- [OBJECTIVE]
Set down the full listing exactly as given. Any pictures are to be left out.

- [EXERCISE DATA]
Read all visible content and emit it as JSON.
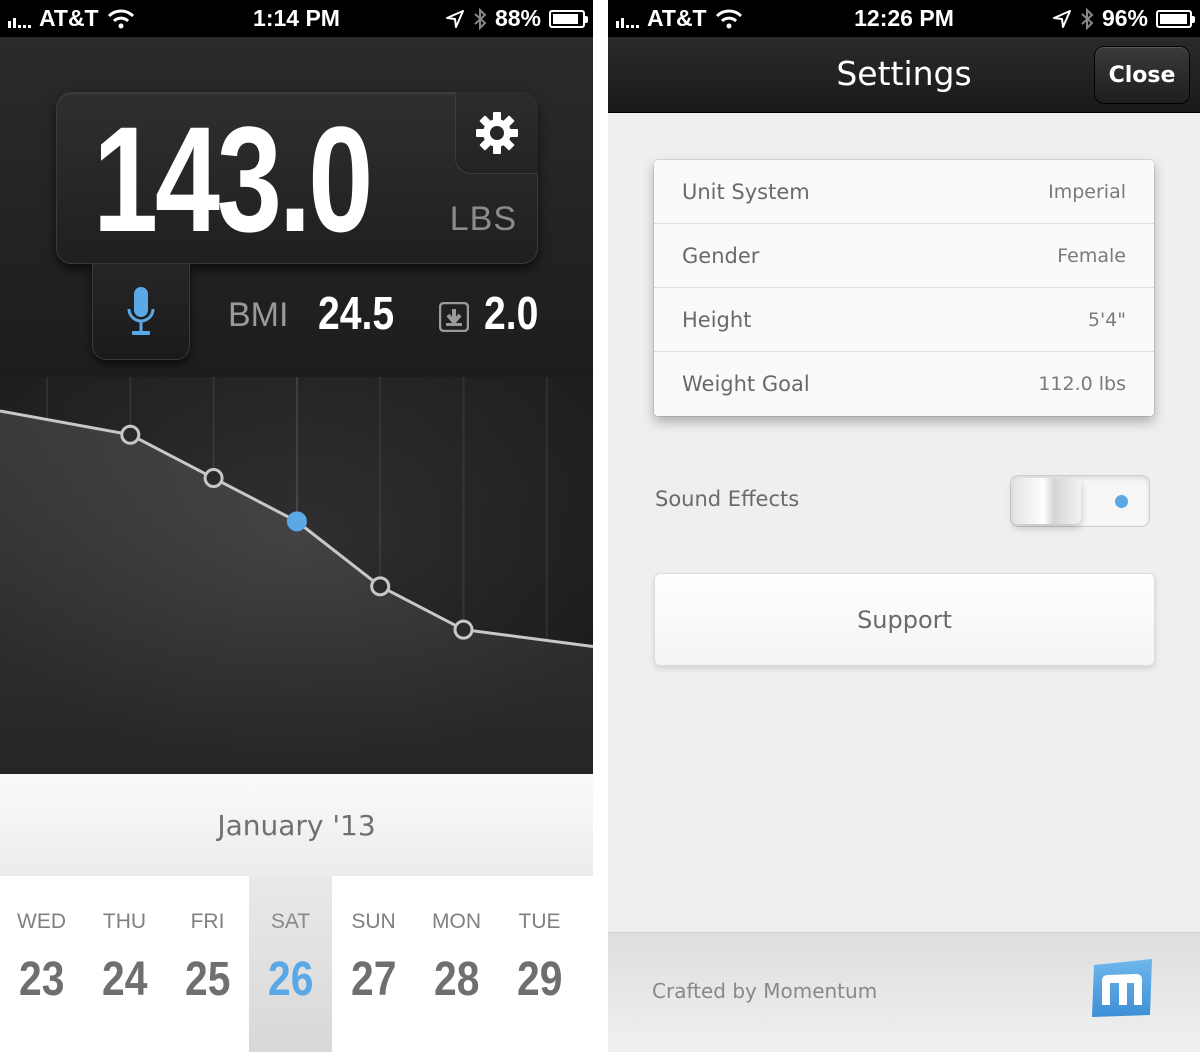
{
  "left": {
    "status": {
      "carrier": "AT&T",
      "time": "1:14 PM",
      "battery": "88%"
    },
    "weight": {
      "value": "143.0",
      "unit": "LBS"
    },
    "bmi": {
      "label": "BMI",
      "value": "24.5"
    },
    "change": {
      "value": "2.0",
      "icon": "down-arrow-icon"
    },
    "month": "January '13",
    "days": [
      {
        "dow": "WED",
        "num": "23"
      },
      {
        "dow": "THU",
        "num": "24"
      },
      {
        "dow": "FRI",
        "num": "25"
      },
      {
        "dow": "SAT",
        "num": "26",
        "selected": true
      },
      {
        "dow": "SUN",
        "num": "27"
      },
      {
        "dow": "MON",
        "num": "28"
      },
      {
        "dow": "TUE",
        "num": "29"
      }
    ],
    "icons": {
      "settings": "gear-icon",
      "voice": "microphone-icon"
    }
  },
  "right": {
    "status": {
      "carrier": "AT&T",
      "time": "12:26 PM",
      "battery": "96%"
    },
    "title": "Settings",
    "close_label": "Close",
    "rows": [
      {
        "label": "Unit System",
        "value": "Imperial"
      },
      {
        "label": "Gender",
        "value": "Female"
      },
      {
        "label": "Height",
        "value": "5'4\""
      },
      {
        "label": "Weight Goal",
        "value": "112.0 lbs"
      }
    ],
    "sound_effects": {
      "label": "Sound Effects",
      "enabled": false
    },
    "support_label": "Support",
    "credit": "Crafted by Momentum",
    "logo": "momentum-logo-icon"
  },
  "chart_data": {
    "type": "line",
    "x": [
      "WED",
      "THU",
      "FRI",
      "SAT",
      "SUN",
      "MON",
      "TUE"
    ],
    "series": [
      {
        "values": [
          null,
          144.2,
          143.6,
          143.0,
          142.1,
          141.5,
          null
        ],
        "selected_index": 3
      }
    ],
    "colors": {
      "point": "#ffffff",
      "selected": "#5aa8e6",
      "line": "#c8c8c8"
    }
  }
}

- [COMPLETED EXERCISE]
Read all visible content and emit it as JSON.
{
  "left": {
    "status": {
      "carrier": "AT&T",
      "time": "1:14 PM",
      "battery": "88%"
    },
    "weight": {
      "value": "143.0",
      "unit": "LBS"
    },
    "bmi": {
      "label": "BMI",
      "value": "24.5"
    },
    "change": {
      "value": "2.0",
      "icon": "down-arrow-icon"
    },
    "month": "January '13",
    "days": [
      {
        "dow": "WED",
        "num": "23"
      },
      {
        "dow": "THU",
        "num": "24"
      },
      {
        "dow": "FRI",
        "num": "25"
      },
      {
        "dow": "SAT",
        "num": "26",
        "selected": true
      },
      {
        "dow": "SUN",
        "num": "27"
      },
      {
        "dow": "MON",
        "num": "28"
      },
      {
        "dow": "TUE",
        "num": "29"
      }
    ],
    "icons": {
      "settings": "gear-icon",
      "voice": "microphone-icon"
    }
  },
  "right": {
    "status": {
      "carrier": "AT&T",
      "time": "12:26 PM",
      "battery": "96%"
    },
    "title": "Settings",
    "close_label": "Close",
    "rows": [
      {
        "label": "Unit System",
        "value": "Imperial"
      },
      {
        "label": "Gender",
        "value": "Female"
      },
      {
        "label": "Height",
        "value": "5'4\""
      },
      {
        "label": "Weight Goal",
        "value": "112.0 lbs"
      }
    ],
    "sound_effects": {
      "label": "Sound Effects",
      "enabled": false
    },
    "support_label": "Support",
    "credit": "Crafted by Momentum",
    "logo": "momentum-logo-icon"
  },
  "chart_data": {
    "type": "line",
    "x": [
      "WED",
      "THU",
      "FRI",
      "SAT",
      "SUN",
      "MON",
      "TUE"
    ],
    "series": [
      {
        "values": [
          null,
          144.2,
          143.6,
          143.0,
          142.1,
          141.5,
          null
        ],
        "selected_index": 3
      }
    ],
    "colors": {
      "point": "#ffffff",
      "selected": "#5aa8e6",
      "line": "#c8c8c8"
    }
  }
}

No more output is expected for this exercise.